- Set problem -
Emit a verbatim copy of the lines running from the line with "Convert this chart" through the end of the material below.

- Source records -
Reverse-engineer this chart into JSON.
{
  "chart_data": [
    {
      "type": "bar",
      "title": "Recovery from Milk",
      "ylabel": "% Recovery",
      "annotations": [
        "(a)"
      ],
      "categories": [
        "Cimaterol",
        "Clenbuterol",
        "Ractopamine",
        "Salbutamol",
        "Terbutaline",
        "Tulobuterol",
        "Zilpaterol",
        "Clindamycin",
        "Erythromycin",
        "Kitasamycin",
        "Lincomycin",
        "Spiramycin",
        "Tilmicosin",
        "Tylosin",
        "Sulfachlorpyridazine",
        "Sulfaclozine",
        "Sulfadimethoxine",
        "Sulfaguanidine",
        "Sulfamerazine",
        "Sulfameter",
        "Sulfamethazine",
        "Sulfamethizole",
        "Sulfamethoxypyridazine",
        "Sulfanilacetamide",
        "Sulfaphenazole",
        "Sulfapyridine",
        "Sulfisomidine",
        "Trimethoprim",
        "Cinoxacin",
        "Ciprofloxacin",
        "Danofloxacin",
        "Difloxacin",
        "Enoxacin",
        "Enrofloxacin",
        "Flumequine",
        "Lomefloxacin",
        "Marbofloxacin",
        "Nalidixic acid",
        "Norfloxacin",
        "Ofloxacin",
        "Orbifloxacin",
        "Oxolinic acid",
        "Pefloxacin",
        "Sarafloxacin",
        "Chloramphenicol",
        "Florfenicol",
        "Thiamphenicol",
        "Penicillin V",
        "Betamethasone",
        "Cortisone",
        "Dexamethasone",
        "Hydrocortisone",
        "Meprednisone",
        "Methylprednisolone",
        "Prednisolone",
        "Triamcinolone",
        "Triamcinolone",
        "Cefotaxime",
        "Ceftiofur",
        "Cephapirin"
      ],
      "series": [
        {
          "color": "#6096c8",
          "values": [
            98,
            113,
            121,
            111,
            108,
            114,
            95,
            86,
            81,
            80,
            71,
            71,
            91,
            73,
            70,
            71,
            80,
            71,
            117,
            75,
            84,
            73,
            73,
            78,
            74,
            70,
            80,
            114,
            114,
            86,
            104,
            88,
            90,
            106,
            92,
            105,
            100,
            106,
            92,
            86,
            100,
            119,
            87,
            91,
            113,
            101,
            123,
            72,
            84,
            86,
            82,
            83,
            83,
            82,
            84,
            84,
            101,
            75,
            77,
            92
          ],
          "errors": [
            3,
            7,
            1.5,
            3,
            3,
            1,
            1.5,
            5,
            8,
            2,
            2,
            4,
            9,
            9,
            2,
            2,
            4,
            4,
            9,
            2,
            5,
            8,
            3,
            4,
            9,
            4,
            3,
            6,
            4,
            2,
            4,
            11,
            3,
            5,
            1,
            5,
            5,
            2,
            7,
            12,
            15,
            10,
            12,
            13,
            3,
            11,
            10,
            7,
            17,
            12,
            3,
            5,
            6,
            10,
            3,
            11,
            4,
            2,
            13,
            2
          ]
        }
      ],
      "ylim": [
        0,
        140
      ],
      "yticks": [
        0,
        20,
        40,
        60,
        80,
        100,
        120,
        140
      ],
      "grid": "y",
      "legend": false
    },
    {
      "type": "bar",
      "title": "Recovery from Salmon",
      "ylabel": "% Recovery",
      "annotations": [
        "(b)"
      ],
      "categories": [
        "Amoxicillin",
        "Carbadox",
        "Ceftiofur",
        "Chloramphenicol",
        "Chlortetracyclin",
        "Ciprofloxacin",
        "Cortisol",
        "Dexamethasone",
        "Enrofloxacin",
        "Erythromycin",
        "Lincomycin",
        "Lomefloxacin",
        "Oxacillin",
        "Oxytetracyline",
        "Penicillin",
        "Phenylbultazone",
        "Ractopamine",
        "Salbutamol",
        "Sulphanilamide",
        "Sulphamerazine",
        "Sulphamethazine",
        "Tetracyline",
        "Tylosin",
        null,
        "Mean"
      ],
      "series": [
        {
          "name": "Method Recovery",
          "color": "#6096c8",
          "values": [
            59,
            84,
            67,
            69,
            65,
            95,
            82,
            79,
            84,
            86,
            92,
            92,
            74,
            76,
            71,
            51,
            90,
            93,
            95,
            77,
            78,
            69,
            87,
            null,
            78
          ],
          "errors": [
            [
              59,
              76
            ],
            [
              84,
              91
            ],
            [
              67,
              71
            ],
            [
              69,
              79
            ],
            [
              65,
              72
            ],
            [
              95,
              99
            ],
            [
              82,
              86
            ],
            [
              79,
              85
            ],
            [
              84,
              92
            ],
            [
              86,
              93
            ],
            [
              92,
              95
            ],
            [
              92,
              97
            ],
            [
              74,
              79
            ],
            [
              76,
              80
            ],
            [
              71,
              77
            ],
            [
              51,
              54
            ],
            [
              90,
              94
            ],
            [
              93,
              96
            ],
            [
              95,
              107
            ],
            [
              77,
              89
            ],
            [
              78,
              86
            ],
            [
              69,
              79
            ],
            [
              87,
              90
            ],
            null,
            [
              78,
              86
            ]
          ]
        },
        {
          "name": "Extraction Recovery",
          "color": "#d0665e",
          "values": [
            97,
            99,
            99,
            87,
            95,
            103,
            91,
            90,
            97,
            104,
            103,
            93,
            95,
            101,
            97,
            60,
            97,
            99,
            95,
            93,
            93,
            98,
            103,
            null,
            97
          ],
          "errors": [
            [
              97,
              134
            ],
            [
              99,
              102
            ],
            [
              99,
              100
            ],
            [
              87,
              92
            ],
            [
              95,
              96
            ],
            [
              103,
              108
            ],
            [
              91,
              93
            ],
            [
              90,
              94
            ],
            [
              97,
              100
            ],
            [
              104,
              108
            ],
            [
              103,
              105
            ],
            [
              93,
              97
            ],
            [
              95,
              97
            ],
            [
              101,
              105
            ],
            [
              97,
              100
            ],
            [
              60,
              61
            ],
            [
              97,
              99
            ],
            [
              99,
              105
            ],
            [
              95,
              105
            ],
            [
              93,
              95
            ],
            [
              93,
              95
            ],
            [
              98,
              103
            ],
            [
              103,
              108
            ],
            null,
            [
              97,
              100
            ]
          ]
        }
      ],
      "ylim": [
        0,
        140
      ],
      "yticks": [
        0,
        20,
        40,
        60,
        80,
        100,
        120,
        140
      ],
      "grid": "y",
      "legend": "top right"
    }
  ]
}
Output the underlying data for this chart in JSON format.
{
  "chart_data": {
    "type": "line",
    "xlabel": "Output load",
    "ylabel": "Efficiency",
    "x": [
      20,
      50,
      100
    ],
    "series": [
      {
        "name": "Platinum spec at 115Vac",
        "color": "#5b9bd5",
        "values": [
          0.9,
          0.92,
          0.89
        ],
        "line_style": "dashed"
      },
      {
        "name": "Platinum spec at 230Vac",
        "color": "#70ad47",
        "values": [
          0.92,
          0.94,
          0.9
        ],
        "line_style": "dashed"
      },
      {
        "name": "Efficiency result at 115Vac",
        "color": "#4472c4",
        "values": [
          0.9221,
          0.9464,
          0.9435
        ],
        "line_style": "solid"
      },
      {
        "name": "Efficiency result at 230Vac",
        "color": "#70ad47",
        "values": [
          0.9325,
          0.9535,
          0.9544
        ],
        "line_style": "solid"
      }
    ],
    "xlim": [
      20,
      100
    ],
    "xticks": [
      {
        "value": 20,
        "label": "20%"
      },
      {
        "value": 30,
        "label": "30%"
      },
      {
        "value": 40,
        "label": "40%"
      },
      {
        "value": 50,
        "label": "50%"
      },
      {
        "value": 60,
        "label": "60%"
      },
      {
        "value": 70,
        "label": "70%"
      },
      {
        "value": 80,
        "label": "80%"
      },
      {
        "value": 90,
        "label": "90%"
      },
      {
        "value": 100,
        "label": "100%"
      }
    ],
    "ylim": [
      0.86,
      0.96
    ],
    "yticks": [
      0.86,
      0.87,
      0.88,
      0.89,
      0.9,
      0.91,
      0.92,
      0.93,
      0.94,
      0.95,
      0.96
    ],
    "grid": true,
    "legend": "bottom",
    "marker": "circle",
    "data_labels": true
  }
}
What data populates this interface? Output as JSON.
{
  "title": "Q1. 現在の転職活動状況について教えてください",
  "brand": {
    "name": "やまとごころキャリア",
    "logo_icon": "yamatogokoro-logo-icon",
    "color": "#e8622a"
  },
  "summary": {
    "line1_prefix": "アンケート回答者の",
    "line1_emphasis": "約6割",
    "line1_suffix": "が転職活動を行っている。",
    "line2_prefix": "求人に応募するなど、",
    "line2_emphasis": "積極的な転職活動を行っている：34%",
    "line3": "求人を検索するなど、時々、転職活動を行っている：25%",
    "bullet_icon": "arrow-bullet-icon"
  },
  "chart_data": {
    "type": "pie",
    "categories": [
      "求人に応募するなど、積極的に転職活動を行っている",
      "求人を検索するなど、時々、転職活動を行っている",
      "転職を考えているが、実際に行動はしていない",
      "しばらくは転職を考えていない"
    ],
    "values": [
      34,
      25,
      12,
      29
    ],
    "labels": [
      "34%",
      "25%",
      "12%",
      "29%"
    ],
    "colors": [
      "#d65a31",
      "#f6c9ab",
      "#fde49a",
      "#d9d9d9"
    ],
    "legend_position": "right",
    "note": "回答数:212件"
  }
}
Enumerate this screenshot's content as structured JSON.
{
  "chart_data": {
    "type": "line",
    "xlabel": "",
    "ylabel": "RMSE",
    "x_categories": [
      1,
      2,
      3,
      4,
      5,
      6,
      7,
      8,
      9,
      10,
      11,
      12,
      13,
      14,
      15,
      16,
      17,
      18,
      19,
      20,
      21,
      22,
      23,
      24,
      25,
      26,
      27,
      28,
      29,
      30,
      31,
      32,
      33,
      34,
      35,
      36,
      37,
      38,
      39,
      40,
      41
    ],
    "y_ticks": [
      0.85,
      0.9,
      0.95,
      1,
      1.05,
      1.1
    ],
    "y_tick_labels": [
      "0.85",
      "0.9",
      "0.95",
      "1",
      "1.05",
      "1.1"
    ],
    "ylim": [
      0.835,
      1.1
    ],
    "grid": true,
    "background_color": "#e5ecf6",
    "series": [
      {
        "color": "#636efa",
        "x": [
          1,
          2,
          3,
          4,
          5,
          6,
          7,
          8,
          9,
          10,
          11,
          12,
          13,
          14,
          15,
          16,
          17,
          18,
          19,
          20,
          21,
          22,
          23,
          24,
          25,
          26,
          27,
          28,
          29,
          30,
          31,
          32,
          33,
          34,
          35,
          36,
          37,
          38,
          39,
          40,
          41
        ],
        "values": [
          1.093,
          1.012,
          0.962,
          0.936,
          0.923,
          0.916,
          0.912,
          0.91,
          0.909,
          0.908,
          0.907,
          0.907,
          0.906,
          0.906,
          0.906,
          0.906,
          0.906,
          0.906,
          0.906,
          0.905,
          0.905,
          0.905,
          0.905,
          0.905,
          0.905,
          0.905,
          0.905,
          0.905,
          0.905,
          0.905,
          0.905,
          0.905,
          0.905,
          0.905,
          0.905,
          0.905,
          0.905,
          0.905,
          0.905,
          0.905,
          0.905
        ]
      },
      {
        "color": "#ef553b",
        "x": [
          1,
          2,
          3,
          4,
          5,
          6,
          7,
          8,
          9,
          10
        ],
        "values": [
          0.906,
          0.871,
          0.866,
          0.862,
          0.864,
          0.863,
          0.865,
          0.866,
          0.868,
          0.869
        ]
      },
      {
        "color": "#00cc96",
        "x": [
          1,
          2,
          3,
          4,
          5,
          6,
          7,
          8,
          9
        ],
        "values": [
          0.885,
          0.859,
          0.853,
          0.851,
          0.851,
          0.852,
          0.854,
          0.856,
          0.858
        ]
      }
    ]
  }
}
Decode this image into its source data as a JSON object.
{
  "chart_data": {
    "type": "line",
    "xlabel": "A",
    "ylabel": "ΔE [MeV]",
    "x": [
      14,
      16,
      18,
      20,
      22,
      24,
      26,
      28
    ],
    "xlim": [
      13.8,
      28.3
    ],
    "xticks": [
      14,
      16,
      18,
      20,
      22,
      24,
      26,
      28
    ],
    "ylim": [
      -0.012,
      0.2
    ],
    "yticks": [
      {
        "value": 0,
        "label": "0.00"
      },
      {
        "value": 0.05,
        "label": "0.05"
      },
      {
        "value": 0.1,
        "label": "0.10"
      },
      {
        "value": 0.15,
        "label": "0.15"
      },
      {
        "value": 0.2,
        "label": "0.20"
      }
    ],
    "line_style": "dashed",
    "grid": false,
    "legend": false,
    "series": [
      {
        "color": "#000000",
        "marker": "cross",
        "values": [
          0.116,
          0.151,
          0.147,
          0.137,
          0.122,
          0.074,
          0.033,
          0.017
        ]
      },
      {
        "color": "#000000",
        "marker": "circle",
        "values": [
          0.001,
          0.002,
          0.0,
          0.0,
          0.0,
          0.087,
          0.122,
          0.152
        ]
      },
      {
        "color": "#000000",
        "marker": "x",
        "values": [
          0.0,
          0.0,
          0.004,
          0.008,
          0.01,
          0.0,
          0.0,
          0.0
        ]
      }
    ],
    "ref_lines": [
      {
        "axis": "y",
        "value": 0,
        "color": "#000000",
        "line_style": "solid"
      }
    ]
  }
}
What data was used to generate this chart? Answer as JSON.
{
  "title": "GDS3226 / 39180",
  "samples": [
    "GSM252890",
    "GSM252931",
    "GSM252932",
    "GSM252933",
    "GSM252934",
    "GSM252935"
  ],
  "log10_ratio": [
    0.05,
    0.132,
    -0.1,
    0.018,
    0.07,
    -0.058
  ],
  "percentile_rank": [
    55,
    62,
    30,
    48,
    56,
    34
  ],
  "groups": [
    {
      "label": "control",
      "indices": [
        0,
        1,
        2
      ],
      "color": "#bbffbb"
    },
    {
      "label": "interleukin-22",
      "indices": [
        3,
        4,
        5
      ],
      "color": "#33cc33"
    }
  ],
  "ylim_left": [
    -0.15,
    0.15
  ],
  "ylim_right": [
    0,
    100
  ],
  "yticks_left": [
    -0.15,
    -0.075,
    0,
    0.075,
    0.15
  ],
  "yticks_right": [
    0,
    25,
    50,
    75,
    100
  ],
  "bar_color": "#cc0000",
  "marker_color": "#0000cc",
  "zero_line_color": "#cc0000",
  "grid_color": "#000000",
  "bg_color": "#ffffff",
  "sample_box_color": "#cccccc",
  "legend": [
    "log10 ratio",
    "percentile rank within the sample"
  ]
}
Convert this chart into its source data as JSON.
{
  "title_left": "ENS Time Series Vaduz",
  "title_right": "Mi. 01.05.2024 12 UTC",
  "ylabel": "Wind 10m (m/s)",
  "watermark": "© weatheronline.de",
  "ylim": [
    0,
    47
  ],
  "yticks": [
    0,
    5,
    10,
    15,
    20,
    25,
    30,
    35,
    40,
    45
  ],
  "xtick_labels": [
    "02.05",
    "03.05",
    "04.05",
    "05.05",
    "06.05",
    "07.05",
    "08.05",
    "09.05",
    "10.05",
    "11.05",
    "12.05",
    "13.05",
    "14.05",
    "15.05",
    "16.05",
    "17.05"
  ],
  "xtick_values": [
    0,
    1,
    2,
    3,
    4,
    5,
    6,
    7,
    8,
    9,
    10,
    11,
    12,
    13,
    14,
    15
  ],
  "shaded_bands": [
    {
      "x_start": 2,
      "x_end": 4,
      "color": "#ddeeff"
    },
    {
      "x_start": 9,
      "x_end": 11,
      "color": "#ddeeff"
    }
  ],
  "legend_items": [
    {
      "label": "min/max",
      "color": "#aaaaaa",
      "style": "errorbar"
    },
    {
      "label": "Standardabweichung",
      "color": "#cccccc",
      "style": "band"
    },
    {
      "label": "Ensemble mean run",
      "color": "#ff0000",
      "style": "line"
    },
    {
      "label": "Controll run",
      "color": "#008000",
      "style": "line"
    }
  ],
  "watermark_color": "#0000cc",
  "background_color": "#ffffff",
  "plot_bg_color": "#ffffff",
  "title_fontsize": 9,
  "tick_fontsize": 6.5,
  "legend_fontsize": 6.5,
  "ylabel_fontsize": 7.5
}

- Worked solution -
Convert this chart into its source data as JSON.
{
  "title_left": "ENS Time Series Vaduz",
  "title_right": "Mi. 01.05.2024 12 UTC",
  "ylabel": "Wind 10m (m/s)",
  "watermark": "© weatheronline.de",
  "ylim": [
    0,
    47
  ],
  "yticks": [
    0,
    5,
    10,
    15,
    20,
    25,
    30,
    35,
    40,
    45
  ],
  "xtick_labels": [
    "02.05",
    "03.05",
    "04.05",
    "05.05",
    "06.05",
    "07.05",
    "08.05",
    "09.05",
    "10.05",
    "11.05",
    "12.05",
    "13.05",
    "14.05",
    "15.05",
    "16.05",
    "17.05"
  ],
  "xtick_values": [
    0,
    1,
    2,
    3,
    4,
    5,
    6,
    7,
    8,
    9,
    10,
    11,
    12,
    13,
    14,
    15
  ],
  "shaded_bands": [
    {
      "x_start": 2,
      "x_end": 4,
      "color": "#ddeeff"
    },
    {
      "x_start": 9,
      "x_end": 11,
      "color": "#ddeeff"
    }
  ],
  "legend_items": [
    {
      "label": "min/max",
      "color": "#aaaaaa",
      "style": "errorbar"
    },
    {
      "label": "Standardabweichung",
      "color": "#cccccc",
      "style": "band"
    },
    {
      "label": "Ensemble mean run",
      "color": "#ff0000",
      "style": "line"
    },
    {
      "label": "Controll run",
      "color": "#008000",
      "style": "line"
    }
  ],
  "watermark_color": "#0000cc",
  "background_color": "#ffffff",
  "plot_bg_color": "#ffffff",
  "title_fontsize": 9,
  "tick_fontsize": 6.5,
  "legend_fontsize": 6.5,
  "ylabel_fontsize": 7.5
}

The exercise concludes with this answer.